Start PROVIDED MATERIAL

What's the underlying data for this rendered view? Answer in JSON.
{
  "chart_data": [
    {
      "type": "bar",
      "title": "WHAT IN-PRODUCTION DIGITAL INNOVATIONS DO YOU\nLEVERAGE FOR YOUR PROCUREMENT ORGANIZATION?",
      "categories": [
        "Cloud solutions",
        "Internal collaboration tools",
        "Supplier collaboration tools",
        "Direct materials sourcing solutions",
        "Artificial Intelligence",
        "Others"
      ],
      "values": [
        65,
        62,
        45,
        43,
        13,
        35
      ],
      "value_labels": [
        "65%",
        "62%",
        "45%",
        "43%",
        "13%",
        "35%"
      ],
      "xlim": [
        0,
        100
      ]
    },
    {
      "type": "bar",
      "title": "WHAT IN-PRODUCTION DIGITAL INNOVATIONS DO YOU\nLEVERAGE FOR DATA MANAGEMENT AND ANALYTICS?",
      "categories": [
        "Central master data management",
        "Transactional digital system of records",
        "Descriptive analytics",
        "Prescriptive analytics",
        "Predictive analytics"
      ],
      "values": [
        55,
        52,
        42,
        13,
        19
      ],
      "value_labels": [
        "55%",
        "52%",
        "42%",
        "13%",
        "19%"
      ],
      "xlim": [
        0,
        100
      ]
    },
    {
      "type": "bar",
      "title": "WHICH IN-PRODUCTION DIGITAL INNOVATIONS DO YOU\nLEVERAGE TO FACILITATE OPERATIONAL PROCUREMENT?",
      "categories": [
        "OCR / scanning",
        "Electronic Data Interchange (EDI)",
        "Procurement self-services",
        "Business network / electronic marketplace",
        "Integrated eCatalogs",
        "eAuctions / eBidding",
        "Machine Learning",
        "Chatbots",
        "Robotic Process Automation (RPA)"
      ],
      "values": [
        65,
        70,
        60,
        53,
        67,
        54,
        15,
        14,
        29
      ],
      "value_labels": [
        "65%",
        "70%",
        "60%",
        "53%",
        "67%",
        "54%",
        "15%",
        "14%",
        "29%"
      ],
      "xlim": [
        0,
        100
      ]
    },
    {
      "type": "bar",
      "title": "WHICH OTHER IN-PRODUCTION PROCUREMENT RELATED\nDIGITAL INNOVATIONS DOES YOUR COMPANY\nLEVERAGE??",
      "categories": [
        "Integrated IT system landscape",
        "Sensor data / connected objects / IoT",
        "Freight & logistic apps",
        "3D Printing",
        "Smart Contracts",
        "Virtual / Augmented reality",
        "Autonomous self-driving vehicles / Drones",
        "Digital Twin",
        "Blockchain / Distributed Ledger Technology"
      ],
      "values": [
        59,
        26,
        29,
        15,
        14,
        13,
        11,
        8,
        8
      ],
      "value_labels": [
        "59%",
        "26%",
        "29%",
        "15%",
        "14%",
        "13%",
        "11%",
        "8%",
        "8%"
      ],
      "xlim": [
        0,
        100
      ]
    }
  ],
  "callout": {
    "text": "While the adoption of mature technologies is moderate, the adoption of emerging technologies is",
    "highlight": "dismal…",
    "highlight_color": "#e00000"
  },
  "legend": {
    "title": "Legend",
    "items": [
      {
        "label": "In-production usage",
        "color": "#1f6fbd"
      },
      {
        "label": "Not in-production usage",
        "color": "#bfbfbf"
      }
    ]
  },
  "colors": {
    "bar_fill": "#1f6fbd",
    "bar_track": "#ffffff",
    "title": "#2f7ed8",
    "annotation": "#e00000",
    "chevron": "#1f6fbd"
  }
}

End PROVIDED MATERIAL

EXERCISE PROMPT:
All of the data must be returned exactly.

EXERCISE SOLUTION:
What's the underlying data for this rendered view? Answer in JSON.
{
  "chart_data": [
    {
      "type": "bar",
      "title": "WHAT IN-PRODUCTION DIGITAL INNOVATIONS DO YOU\nLEVERAGE FOR YOUR PROCUREMENT ORGANIZATION?",
      "categories": [
        "Cloud solutions",
        "Internal collaboration tools",
        "Supplier collaboration tools",
        "Direct materials sourcing solutions",
        "Artificial Intelligence",
        "Others"
      ],
      "values": [
        65,
        62,
        45,
        43,
        13,
        35
      ],
      "value_labels": [
        "65%",
        "62%",
        "45%",
        "43%",
        "13%",
        "35%"
      ],
      "xlim": [
        0,
        100
      ]
    },
    {
      "type": "bar",
      "title": "WHAT IN-PRODUCTION DIGITAL INNOVATIONS DO YOU\nLEVERAGE FOR DATA MANAGEMENT AND ANALYTICS?",
      "categories": [
        "Central master data management",
        "Transactional digital system of records",
        "Descriptive analytics",
        "Prescriptive analytics",
        "Predictive analytics"
      ],
      "values": [
        55,
        52,
        42,
        13,
        19
      ],
      "value_labels": [
        "55%",
        "52%",
        "42%",
        "13%",
        "19%"
      ],
      "xlim": [
        0,
        100
      ]
    },
    {
      "type": "bar",
      "title": "WHICH IN-PRODUCTION DIGITAL INNOVATIONS DO YOU\nLEVERAGE TO FACILITATE OPERATIONAL PROCUREMENT?",
      "categories": [
        "OCR / scanning",
        "Electronic Data Interchange (EDI)",
        "Procurement self-services",
        "Business network / electronic marketplace",
        "Integrated eCatalogs",
        "eAuctions / eBidding",
        "Machine Learning",
        "Chatbots",
        "Robotic Process Automation (RPA)"
      ],
      "values": [
        65,
        70,
        60,
        53,
        67,
        54,
        15,
        14,
        29
      ],
      "value_labels": [
        "65%",
        "70%",
        "60%",
        "53%",
        "67%",
        "54%",
        "15%",
        "14%",
        "29%"
      ],
      "xlim": [
        0,
        100
      ]
    },
    {
      "type": "bar",
      "title": "WHICH OTHER IN-PRODUCTION PROCUREMENT RELATED\nDIGITAL INNOVATIONS DOES YOUR COMPANY\nLEVERAGE??",
      "categories": [
        "Integrated IT system landscape",
        "Sensor data / connected objects / IoT",
        "Freight & logistic apps",
        "3D Printing",
        "Smart Contracts",
        "Virtual / Augmented reality",
        "Autonomous self-driving vehicles / Drones",
        "Digital Twin",
        "Blockchain / Distributed Ledger Technology"
      ],
      "values": [
        59,
        26,
        29,
        15,
        14,
        13,
        11,
        8,
        8
      ],
      "value_labels": [
        "59%",
        "26%",
        "29%",
        "15%",
        "14%",
        "13%",
        "11%",
        "8%",
        "8%"
      ],
      "xlim": [
        0,
        100
      ]
    }
  ],
  "callout": {
    "text": "While the adoption of mature technologies is moderate, the adoption of emerging technologies is",
    "highlight": "dismal…",
    "highlight_color": "#e00000"
  },
  "legend": {
    "title": "Legend",
    "items": [
      {
        "label": "In-production usage",
        "color": "#1f6fbd"
      },
      {
        "label": "Not in-production usage",
        "color": "#bfbfbf"
      }
    ]
  },
  "colors": {
    "bar_fill": "#1f6fbd",
    "bar_track": "#ffffff",
    "title": "#2f7ed8",
    "annotation": "#e00000",
    "chevron": "#1f6fbd"
  }
}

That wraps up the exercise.